- [Short task]
Write out the data below exactly as given, without any of its pictures.

#### Items

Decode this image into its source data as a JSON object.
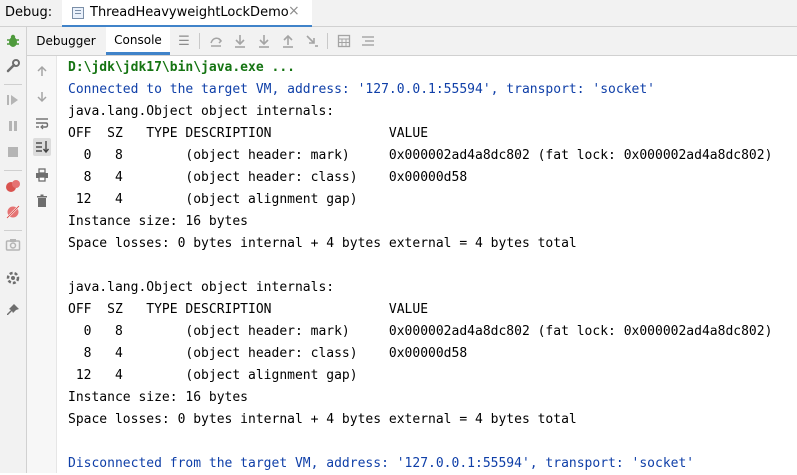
{
  "titlebar": {
    "label": "Debug:",
    "tab_label": "ThreadHeavyweightLockDemo",
    "tab_close": "×"
  },
  "toolbar": {
    "debugger_tab": "Debugger",
    "console_tab": "Console"
  },
  "console": {
    "lines": [
      {
        "kind": "cmd",
        "text": "D:\\jdk\\jdk17\\bin\\java.exe ..."
      },
      {
        "kind": "sys",
        "text": "Connected to the target VM, address: '127.0.0.1:55594', transport: 'socket'"
      },
      {
        "kind": "out",
        "text": "java.lang.Object object internals:"
      },
      {
        "kind": "out",
        "text": "OFF  SZ   TYPE DESCRIPTION               VALUE"
      },
      {
        "kind": "out",
        "text": "  0   8        (object header: mark)     0x000002ad4a8dc802 (fat lock: 0x000002ad4a8dc802)"
      },
      {
        "kind": "out",
        "text": "  8   4        (object header: class)    0x00000d58"
      },
      {
        "kind": "out",
        "text": " 12   4        (object alignment gap)"
      },
      {
        "kind": "out",
        "text": "Instance size: 16 bytes"
      },
      {
        "kind": "out",
        "text": "Space losses: 0 bytes internal + 4 bytes external = 4 bytes total"
      },
      {
        "kind": "out",
        "text": ""
      },
      {
        "kind": "out",
        "text": "java.lang.Object object internals:"
      },
      {
        "kind": "out",
        "text": "OFF  SZ   TYPE DESCRIPTION               VALUE"
      },
      {
        "kind": "out",
        "text": "  0   8        (object header: mark)     0x000002ad4a8dc802 (fat lock: 0x000002ad4a8dc802)"
      },
      {
        "kind": "out",
        "text": "  8   4        (object header: class)    0x00000d58"
      },
      {
        "kind": "out",
        "text": " 12   4        (object alignment gap)"
      },
      {
        "kind": "out",
        "text": "Instance size: 16 bytes"
      },
      {
        "kind": "out",
        "text": "Space losses: 0 bytes internal + 4 bytes external = 4 bytes total"
      },
      {
        "kind": "out",
        "text": ""
      },
      {
        "kind": "sys",
        "text": "Disconnected from the target VM, address: '127.0.0.1:55594', transport: 'socket'"
      }
    ]
  },
  "icons": {
    "left_toolbar": [
      "debug-bug-icon",
      "wrench-icon",
      "resume-icon",
      "pause-icon",
      "stop-icon",
      "view-breakpoints-icon",
      "mute-breakpoints-icon",
      "camera-icon",
      "settings-icon",
      "pin-icon"
    ],
    "header_toolbar": [
      "menu-icon",
      "show-execution-point-icon",
      "step-over-icon",
      "step-into-icon",
      "step-out-icon",
      "run-to-cursor-icon",
      "evaluate-expression-icon",
      "trace-icon"
    ],
    "console_toolbar": [
      "scroll-up-icon",
      "scroll-down-icon",
      "soft-wrap-icon",
      "scroll-to-end-icon",
      "print-icon",
      "clear-icon"
    ]
  },
  "colors": {
    "accent": "#4083c9",
    "command_text": "#157412",
    "system_text": "#0f3fa8",
    "debug_green": "#4e9a3c",
    "breakpoint_red": "#d9534f"
  }
}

########

- [Task result]
Decode this image into its source data as a JSON object.
{
  "titlebar": {
    "label": "Debug:",
    "tab_label": "ThreadHeavyweightLockDemo",
    "tab_close": "×"
  },
  "toolbar": {
    "debugger_tab": "Debugger",
    "console_tab": "Console"
  },
  "console": {
    "lines": [
      {
        "kind": "cmd",
        "text": "D:\\jdk\\jdk17\\bin\\java.exe ..."
      },
      {
        "kind": "sys",
        "text": "Connected to the target VM, address: '127.0.0.1:55594', transport: 'socket'"
      },
      {
        "kind": "out",
        "text": "java.lang.Object object internals:"
      },
      {
        "kind": "out",
        "text": "OFF  SZ   TYPE DESCRIPTION               VALUE"
      },
      {
        "kind": "out",
        "text": "  0   8        (object header: mark)     0x000002ad4a8dc802 (fat lock: 0x000002ad4a8dc802)"
      },
      {
        "kind": "out",
        "text": "  8   4        (object header: class)    0x00000d58"
      },
      {
        "kind": "out",
        "text": " 12   4        (object alignment gap)"
      },
      {
        "kind": "out",
        "text": "Instance size: 16 bytes"
      },
      {
        "kind": "out",
        "text": "Space losses: 0 bytes internal + 4 bytes external = 4 bytes total"
      },
      {
        "kind": "out",
        "text": ""
      },
      {
        "kind": "out",
        "text": "java.lang.Object object internals:"
      },
      {
        "kind": "out",
        "text": "OFF  SZ   TYPE DESCRIPTION               VALUE"
      },
      {
        "kind": "out",
        "text": "  0   8        (object header: mark)     0x000002ad4a8dc802 (fat lock: 0x000002ad4a8dc802)"
      },
      {
        "kind": "out",
        "text": "  8   4        (object header: class)    0x00000d58"
      },
      {
        "kind": "out",
        "text": " 12   4        (object alignment gap)"
      },
      {
        "kind": "out",
        "text": "Instance size: 16 bytes"
      },
      {
        "kind": "out",
        "text": "Space losses: 0 bytes internal + 4 bytes external = 4 bytes total"
      },
      {
        "kind": "out",
        "text": ""
      },
      {
        "kind": "sys",
        "text": "Disconnected from the target VM, address: '127.0.0.1:55594', transport: 'socket'"
      }
    ]
  },
  "icons": {
    "left_toolbar": [
      "debug-bug-icon",
      "wrench-icon",
      "resume-icon",
      "pause-icon",
      "stop-icon",
      "view-breakpoints-icon",
      "mute-breakpoints-icon",
      "camera-icon",
      "settings-icon",
      "pin-icon"
    ],
    "header_toolbar": [
      "menu-icon",
      "show-execution-point-icon",
      "step-over-icon",
      "step-into-icon",
      "step-out-icon",
      "run-to-cursor-icon",
      "evaluate-expression-icon",
      "trace-icon"
    ],
    "console_toolbar": [
      "scroll-up-icon",
      "scroll-down-icon",
      "soft-wrap-icon",
      "scroll-to-end-icon",
      "print-icon",
      "clear-icon"
    ]
  },
  "colors": {
    "accent": "#4083c9",
    "command_text": "#157412",
    "system_text": "#0f3fa8",
    "debug_green": "#4e9a3c",
    "breakpoint_red": "#d9534f"
  }
}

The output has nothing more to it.